[Text excerpt]
# Maps??? - Or Are U One of THOSE Guys?



## Illini Warrior (Jan 24, 2015)

subject of maps recently popped up - 8 maps you should have for bugging out >>>>

https://urbansurvivalsite.com/maps-bug-out-bag/

but as one commenter mentioned - no sources mentioned >>> download sites and recommended map/atlas buys are always prepper welcome ....

any other maps worthwhile?

here's a few that I found handy to have digitally >>>>

https://drive.google.com/file/d/0B6-eYcf1HwPUUnNwTE00WXlLMkE/view

https://drive.google.com/file/d/0B6-eYcf1HwPUZkZtX3d1aS1Ybjg/view

https://drive.google.com/file/d/0B6-eYcf1HwPUdGY0ZUtEbFY1MlpjS2JQWHU3Y0lsYWZqMHBJ/view

https://drive.google.com/file/d/0B6-eYcf1HwPUOFFSQVdhd0hiVm8/view

https://drive.google.com/file/d/0B6-eYcf1HwPUbUZ4WlBDNnpsc2c/view

https://www.fs.fed.us/visit/maps/

https://militarybases.com/

P-FMSIG :: 1948 U.S. Railroad Atlas

Abandoned Rails - Map

On Track On Line - CityRail: Urban Rail System Listing

American Intercity Bus Riders Association

https://www.heyitsfree.net/free-state-maps/


----------



## Bleach (Jul 5, 2018)

I've got a couple of huge books that are maps of the USA. They show quite a bit of detail.


----------



## Kauboy (May 12, 2014)

I have a waterproof laminated state map and a road atlas in the truck.
I also have full state maps for mine and all surrounding states, along with Mexico, downloaded to my phone, with route information.
I keep an app that even gives me topographical maps.

I did use the USGS site to download topo maps for my area, but have not printed them yet.


----------



## Smitty901 (Nov 16, 2012)

[The problem]
Answer from the forum thread on maps.
(a) What did one commenter point out was missing from the article on maps for bugging out?
(b) What does Bleach say the huge books of USA maps show?
(c) Which site did Kauboy use to download topo maps for the area?
Rely only on the text to answer.

Box annotation data
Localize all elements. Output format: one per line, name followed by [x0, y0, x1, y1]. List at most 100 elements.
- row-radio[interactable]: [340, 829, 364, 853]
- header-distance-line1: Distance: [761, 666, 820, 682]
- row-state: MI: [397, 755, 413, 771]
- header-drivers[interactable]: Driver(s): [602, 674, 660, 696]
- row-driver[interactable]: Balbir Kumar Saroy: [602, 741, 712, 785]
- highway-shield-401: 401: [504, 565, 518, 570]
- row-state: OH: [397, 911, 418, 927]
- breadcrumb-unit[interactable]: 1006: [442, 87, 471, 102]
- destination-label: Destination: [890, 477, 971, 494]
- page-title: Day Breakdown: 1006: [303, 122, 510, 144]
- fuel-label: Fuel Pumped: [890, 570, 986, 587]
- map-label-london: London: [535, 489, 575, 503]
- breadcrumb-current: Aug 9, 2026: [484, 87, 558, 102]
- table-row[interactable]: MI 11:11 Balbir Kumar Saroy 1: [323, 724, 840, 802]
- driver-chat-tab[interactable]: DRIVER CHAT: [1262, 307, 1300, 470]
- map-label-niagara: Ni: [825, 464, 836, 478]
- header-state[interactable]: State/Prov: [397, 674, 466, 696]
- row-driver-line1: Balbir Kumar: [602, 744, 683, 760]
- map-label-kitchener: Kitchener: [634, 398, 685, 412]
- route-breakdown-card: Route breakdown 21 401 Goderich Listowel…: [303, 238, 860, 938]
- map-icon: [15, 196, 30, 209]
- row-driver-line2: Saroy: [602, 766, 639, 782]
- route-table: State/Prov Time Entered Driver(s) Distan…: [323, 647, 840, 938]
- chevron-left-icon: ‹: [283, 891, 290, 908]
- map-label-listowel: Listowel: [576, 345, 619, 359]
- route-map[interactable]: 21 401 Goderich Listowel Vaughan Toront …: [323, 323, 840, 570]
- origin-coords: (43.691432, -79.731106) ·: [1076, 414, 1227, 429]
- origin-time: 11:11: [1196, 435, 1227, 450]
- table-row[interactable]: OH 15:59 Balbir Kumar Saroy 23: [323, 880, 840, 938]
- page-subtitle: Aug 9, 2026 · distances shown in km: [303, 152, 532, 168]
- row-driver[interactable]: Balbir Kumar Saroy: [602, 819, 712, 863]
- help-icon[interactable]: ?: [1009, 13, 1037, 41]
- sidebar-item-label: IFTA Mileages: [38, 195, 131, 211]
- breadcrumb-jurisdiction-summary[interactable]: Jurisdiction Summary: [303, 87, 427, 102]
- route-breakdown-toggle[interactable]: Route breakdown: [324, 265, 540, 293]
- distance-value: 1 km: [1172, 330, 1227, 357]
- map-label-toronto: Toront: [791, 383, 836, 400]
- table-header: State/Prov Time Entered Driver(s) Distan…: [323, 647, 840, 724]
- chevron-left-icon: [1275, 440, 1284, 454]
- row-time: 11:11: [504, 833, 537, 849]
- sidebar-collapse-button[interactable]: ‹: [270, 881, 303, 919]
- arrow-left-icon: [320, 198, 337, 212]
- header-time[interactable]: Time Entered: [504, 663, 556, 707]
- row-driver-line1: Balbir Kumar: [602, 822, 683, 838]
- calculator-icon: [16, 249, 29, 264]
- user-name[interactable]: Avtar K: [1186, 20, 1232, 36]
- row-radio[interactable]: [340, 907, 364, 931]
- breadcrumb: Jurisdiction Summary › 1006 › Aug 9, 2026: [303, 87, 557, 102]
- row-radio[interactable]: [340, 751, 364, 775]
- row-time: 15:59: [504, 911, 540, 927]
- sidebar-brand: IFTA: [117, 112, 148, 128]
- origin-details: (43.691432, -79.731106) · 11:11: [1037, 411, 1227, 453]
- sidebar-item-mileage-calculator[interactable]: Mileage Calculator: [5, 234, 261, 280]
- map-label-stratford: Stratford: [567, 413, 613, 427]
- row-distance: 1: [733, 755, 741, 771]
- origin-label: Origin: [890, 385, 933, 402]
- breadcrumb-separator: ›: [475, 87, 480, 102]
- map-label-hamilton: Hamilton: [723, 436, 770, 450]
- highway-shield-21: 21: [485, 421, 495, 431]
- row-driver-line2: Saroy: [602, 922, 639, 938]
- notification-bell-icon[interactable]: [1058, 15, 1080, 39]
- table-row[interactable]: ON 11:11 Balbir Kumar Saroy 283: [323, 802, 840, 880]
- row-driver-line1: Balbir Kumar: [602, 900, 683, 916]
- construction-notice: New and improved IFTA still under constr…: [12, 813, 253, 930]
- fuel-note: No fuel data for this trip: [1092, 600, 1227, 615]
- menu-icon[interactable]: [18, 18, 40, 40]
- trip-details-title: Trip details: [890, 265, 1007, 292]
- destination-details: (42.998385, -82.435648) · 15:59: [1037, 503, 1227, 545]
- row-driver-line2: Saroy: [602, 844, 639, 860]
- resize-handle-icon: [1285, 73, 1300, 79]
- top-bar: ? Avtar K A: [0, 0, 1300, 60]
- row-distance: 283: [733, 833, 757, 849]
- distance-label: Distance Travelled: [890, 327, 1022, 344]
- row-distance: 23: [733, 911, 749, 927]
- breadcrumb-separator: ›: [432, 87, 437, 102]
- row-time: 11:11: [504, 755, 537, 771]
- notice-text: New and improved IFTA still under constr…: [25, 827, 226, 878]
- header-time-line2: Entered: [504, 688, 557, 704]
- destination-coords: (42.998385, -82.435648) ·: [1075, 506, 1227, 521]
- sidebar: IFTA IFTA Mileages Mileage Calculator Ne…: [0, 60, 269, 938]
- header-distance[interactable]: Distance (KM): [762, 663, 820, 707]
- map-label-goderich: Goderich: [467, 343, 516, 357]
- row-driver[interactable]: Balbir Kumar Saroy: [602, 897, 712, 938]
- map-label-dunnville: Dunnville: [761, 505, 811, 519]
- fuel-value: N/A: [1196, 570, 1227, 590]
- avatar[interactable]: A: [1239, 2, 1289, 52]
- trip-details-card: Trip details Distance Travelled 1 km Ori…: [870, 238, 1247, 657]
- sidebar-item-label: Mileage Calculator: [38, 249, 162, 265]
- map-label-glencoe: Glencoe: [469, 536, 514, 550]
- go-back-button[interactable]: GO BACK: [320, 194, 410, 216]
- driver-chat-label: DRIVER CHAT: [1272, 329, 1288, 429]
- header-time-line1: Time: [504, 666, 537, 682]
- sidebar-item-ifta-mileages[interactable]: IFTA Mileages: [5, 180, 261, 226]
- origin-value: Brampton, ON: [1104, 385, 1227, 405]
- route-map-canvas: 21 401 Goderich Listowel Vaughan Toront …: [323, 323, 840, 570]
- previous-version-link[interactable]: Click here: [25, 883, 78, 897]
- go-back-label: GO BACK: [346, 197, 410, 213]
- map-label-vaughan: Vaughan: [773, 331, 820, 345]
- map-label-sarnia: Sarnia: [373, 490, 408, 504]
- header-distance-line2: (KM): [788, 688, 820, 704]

[Finished answer]
(a) No sources were mentioned.
(b) Quite a bit of detail.
(c) The USGS site.